**WHAT IS BEING ASKED**
Reproduce the data that follows in its entirety, character for character.

**EXTRACTED ENTRIES**
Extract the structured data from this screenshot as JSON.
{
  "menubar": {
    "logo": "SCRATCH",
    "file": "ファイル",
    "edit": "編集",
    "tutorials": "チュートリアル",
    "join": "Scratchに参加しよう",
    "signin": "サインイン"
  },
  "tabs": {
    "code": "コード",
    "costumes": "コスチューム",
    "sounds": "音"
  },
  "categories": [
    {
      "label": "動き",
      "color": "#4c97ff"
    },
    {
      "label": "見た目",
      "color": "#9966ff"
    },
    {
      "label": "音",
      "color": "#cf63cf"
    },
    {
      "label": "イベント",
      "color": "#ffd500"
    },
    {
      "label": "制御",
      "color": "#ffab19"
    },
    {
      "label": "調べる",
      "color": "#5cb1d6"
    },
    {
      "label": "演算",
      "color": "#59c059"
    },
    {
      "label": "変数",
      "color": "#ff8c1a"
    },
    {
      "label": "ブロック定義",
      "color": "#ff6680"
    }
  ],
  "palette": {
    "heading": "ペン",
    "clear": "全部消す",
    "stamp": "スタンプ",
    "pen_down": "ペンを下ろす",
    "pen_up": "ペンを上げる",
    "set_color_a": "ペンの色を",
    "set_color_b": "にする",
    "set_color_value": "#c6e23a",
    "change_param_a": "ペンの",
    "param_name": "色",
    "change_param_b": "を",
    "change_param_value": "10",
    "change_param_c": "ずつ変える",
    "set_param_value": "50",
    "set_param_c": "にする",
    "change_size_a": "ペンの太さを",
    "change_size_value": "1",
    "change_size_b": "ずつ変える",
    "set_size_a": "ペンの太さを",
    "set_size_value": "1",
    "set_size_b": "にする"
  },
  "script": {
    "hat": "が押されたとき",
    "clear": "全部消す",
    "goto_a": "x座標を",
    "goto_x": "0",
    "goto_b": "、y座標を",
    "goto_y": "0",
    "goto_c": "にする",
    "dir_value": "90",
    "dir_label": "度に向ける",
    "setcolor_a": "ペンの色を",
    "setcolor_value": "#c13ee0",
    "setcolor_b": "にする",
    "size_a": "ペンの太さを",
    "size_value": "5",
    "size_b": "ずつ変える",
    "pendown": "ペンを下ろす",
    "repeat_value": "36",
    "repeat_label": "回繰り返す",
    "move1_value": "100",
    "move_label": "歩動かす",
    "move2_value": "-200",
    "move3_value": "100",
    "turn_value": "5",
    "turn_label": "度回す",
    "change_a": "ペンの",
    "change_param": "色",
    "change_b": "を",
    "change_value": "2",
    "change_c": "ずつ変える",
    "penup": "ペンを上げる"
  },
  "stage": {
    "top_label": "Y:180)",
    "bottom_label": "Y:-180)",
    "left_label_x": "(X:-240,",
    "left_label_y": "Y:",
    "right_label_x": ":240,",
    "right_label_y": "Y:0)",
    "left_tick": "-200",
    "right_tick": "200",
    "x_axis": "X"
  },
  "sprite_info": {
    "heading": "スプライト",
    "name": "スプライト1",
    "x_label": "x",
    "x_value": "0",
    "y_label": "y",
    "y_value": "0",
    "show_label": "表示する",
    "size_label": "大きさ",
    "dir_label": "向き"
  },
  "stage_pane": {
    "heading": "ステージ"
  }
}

**EXERCISE ANSWER**
Extract the structured data from this screenshot as JSON.
{
  "menubar": {
    "logo": "SCRATCH",
    "file": "ファイル",
    "edit": "編集",
    "tutorials": "チュートリアル",
    "join": "Scratchに参加しよう",
    "signin": "サインイン"
  },
  "tabs": {
    "code": "コード",
    "costumes": "コスチューム",
    "sounds": "音"
  },
  "categories": [
    {
      "label": "動き",
      "color": "#4c97ff"
    },
    {
      "label": "見た目",
      "color": "#9966ff"
    },
    {
      "label": "音",
      "color": "#cf63cf"
    },
    {
      "label": "イベント",
      "color": "#ffd500"
    },
    {
      "label": "制御",
      "color": "#ffab19"
    },
    {
      "label": "調べる",
      "color": "#5cb1d6"
    },
    {
      "label": "演算",
      "color": "#59c059"
    },
    {
      "label": "変数",
      "color": "#ff8c1a"
    },
    {
      "label": "ブロック定義",
      "color": "#ff6680"
    }
  ],
  "palette": {
    "heading": "ペン",
    "clear": "全部消す",
    "stamp": "スタンプ",
    "pen_down": "ペンを下ろす",
    "pen_up": "ペンを上げる",
    "set_color_a": "ペンの色を",
    "set_color_b": "にする",
    "set_color_value": "#c6e23a",
    "change_param_a": "ペンの",
    "param_name": "色",
    "change_param_b": "を",
    "change_param_value": "10",
    "change_param_c": "ずつ変える",
    "set_param_value": "50",
    "set_param_c": "にする",
    "change_size_a": "ペンの太さを",
    "change_size_value": "1",
    "change_size_b": "ずつ変える",
    "set_size_a": "ペンの太さを",
    "set_size_value": "1",
    "set_size_b": "にする"
  },
  "script": {
    "hat": "が押されたとき",
    "clear": "全部消す",
    "goto_a": "x座標を",
    "goto_x": "0",
    "goto_b": "、y座標を",
    "goto_y": "0",
    "goto_c": "にする",
    "dir_value": "90",
    "dir_label": "度に向ける",
    "setcolor_a": "ペンの色を",
    "setcolor_value": "#c13ee0",
    "setcolor_b": "にする",
    "size_a": "ペンの太さを",
    "size_value": "5",
    "size_b": "ずつ変える",
    "pendown": "ペンを下ろす",
    "repeat_value": "36",
    "repeat_label": "回繰り返す",
    "move1_value": "100",
    "move_label": "歩動かす",
    "move2_value": "-200",
    "move3_value": "100",
    "turn_value": "5",
    "turn_label": "度回す",
    "change_a": "ペンの",
    "change_param": "色",
    "change_b": "を",
    "change_value": "2",
    "change_c": "ずつ変える",
    "penup": "ペンを上げる"
  },
  "stage": {
    "top_label": "Y:180)",
    "bottom_label": "Y:-180)",
    "left_label_x": "(X:-240,",
    "left_label_y": "Y:",
    "right_label_x": ":240,",
    "right_label_y": "Y:0)",
    "left_tick": "-200",
    "right_tick": "200",
    "x_axis": "X"
  },
  "sprite_info": {
    "heading": "スプライト",
    "name": "スプライト1",
    "x_label": "x",
    "x_value": "0",
    "y_label": "y",
    "y_value": "0",
    "show_label": "表示する",
    "size_label": "大きさ",
    "dir_label": "向き"
  },
  "stage_pane": {
    "heading": "ステージ"
  }
}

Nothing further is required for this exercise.